Restate the whole listing word for word. Pictures are left out.

### Stored items from a collection
++++++++++
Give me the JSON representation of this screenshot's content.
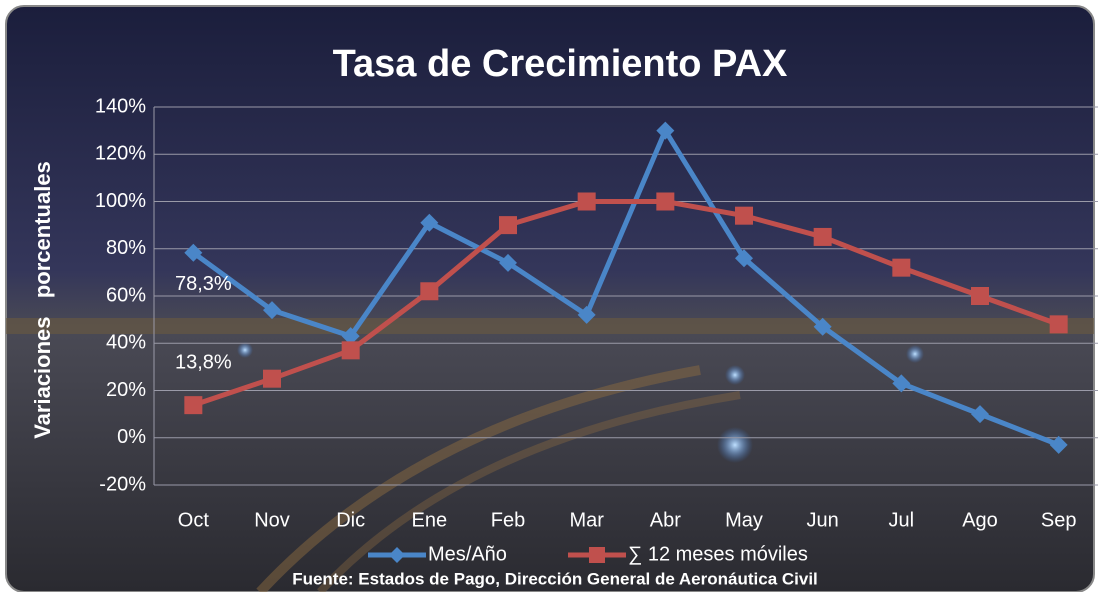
{
  "chart_data": {
    "type": "line",
    "title": "Tasa de Crecimiento PAX",
    "y_label": "Variaciones   porcentuales",
    "source": "Fuente: Estados de Pago, Dirección General de Aeronáutica Civil",
    "categories": [
      "Oct",
      "Nov",
      "Dic",
      "Ene",
      "Feb",
      "Mar",
      "Abr",
      "May",
      "Jun",
      "Jul",
      "Ago",
      "Sep"
    ],
    "series": [
      {
        "name": "Mes/Año",
        "color": "#4a86c8",
        "marker": "diamond",
        "values": [
          78.3,
          54,
          43,
          91,
          74,
          52,
          130,
          76,
          47,
          23,
          10,
          -3
        ],
        "value_labels": [
          "78,3%",
          null,
          null,
          null,
          null,
          null,
          null,
          null,
          null,
          null,
          null,
          null
        ]
      },
      {
        "name": "∑ 12 meses móviles",
        "color": "#c0504d",
        "marker": "square",
        "values": [
          13.8,
          25,
          37,
          62,
          90,
          100,
          100,
          94,
          85,
          72,
          60,
          48
        ],
        "value_labels": [
          "13,8%",
          null,
          null,
          null,
          null,
          null,
          null,
          null,
          null,
          null,
          null,
          null
        ]
      }
    ],
    "ylim": [
      -20,
      140
    ],
    "yticks": [
      {
        "value": -20,
        "label": "-20%"
      },
      {
        "value": 0,
        "label": "0%"
      },
      {
        "value": 20,
        "label": "20%"
      },
      {
        "value": 40,
        "label": "40%"
      },
      {
        "value": 60,
        "label": "60%"
      },
      {
        "value": 80,
        "label": "80%"
      },
      {
        "value": 100,
        "label": "100%"
      },
      {
        "value": 120,
        "label": "120%"
      },
      {
        "value": 140,
        "label": "140%"
      }
    ],
    "grid": true
  }
}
++++++++++
### Exercise answer
Give me the JSON representation of this screenshot's content.
{
  "chart_data": {
    "type": "line",
    "title": "Tasa de Crecimiento PAX",
    "y_label": "Variaciones   porcentuales",
    "source": "Fuente: Estados de Pago, Dirección General de Aeronáutica Civil",
    "categories": [
      "Oct",
      "Nov",
      "Dic",
      "Ene",
      "Feb",
      "Mar",
      "Abr",
      "May",
      "Jun",
      "Jul",
      "Ago",
      "Sep"
    ],
    "series": [
      {
        "name": "Mes/Año",
        "color": "#4a86c8",
        "marker": "diamond",
        "values": [
          78.3,
          54,
          43,
          91,
          74,
          52,
          130,
          76,
          47,
          23,
          10,
          -3
        ],
        "value_labels": [
          "78,3%",
          null,
          null,
          null,
          null,
          null,
          null,
          null,
          null,
          null,
          null,
          null
        ]
      },
      {
        "name": "∑ 12 meses móviles",
        "color": "#c0504d",
        "marker": "square",
        "values": [
          13.8,
          25,
          37,
          62,
          90,
          100,
          100,
          94,
          85,
          72,
          60,
          48
        ],
        "value_labels": [
          "13,8%",
          null,
          null,
          null,
          null,
          null,
          null,
          null,
          null,
          null,
          null,
          null
        ]
      }
    ],
    "ylim": [
      -20,
      140
    ],
    "yticks": [
      {
        "value": -20,
        "label": "-20%"
      },
      {
        "value": 0,
        "label": "0%"
      },
      {
        "value": 20,
        "label": "20%"
      },
      {
        "value": 40,
        "label": "40%"
      },
      {
        "value": 60,
        "label": "60%"
      },
      {
        "value": 80,
        "label": "80%"
      },
      {
        "value": 100,
        "label": "100%"
      },
      {
        "value": 120,
        "label": "120%"
      },
      {
        "value": 140,
        "label": "140%"
      }
    ],
    "grid": true
  }
}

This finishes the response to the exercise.